Data records:
• • • • • • •
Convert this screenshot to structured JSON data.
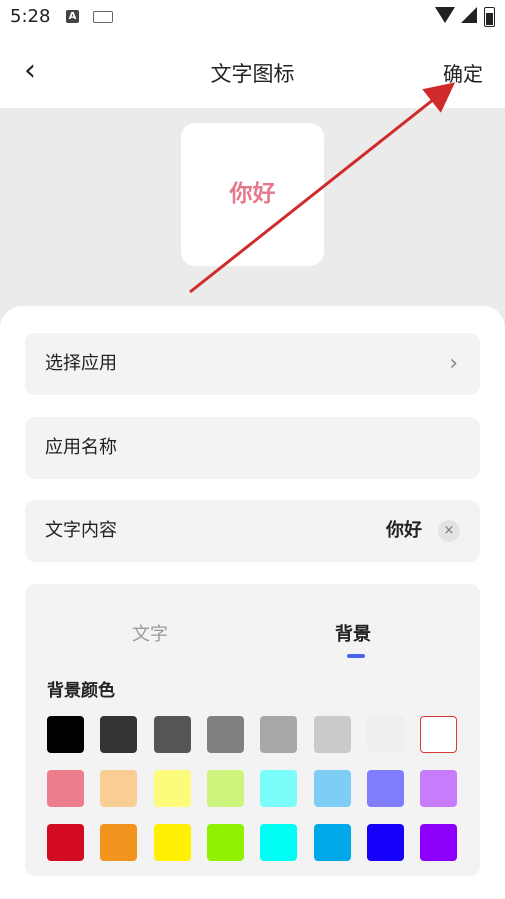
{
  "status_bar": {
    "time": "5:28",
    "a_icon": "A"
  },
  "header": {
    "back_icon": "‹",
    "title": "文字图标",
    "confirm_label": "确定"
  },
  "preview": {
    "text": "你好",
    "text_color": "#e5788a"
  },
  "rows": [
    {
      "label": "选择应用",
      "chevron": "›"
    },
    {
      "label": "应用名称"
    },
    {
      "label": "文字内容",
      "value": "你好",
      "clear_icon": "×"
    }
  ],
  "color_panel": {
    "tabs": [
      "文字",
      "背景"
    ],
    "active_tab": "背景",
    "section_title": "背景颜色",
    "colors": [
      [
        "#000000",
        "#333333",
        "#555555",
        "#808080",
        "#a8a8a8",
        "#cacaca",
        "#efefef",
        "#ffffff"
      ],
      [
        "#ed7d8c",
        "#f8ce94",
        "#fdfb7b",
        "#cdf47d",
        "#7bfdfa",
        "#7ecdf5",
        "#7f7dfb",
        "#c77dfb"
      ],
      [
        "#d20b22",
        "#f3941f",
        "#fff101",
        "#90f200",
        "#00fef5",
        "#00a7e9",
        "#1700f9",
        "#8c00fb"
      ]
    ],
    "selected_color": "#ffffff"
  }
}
• • • • • • •
Instruction:
Give back every line exactly as it stands, pictures excluded.

Solution to the exercise:
Convert this screenshot to structured JSON data.
{
  "status_bar": {
    "time": "5:28",
    "a_icon": "A"
  },
  "header": {
    "back_icon": "‹",
    "title": "文字图标",
    "confirm_label": "确定"
  },
  "preview": {
    "text": "你好",
    "text_color": "#e5788a"
  },
  "rows": [
    {
      "label": "选择应用",
      "chevron": "›"
    },
    {
      "label": "应用名称"
    },
    {
      "label": "文字内容",
      "value": "你好",
      "clear_icon": "×"
    }
  ],
  "color_panel": {
    "tabs": [
      "文字",
      "背景"
    ],
    "active_tab": "背景",
    "section_title": "背景颜色",
    "colors": [
      [
        "#000000",
        "#333333",
        "#555555",
        "#808080",
        "#a8a8a8",
        "#cacaca",
        "#efefef",
        "#ffffff"
      ],
      [
        "#ed7d8c",
        "#f8ce94",
        "#fdfb7b",
        "#cdf47d",
        "#7bfdfa",
        "#7ecdf5",
        "#7f7dfb",
        "#c77dfb"
      ],
      [
        "#d20b22",
        "#f3941f",
        "#fff101",
        "#90f200",
        "#00fef5",
        "#00a7e9",
        "#1700f9",
        "#8c00fb"
      ]
    ],
    "selected_color": "#ffffff"
  }
}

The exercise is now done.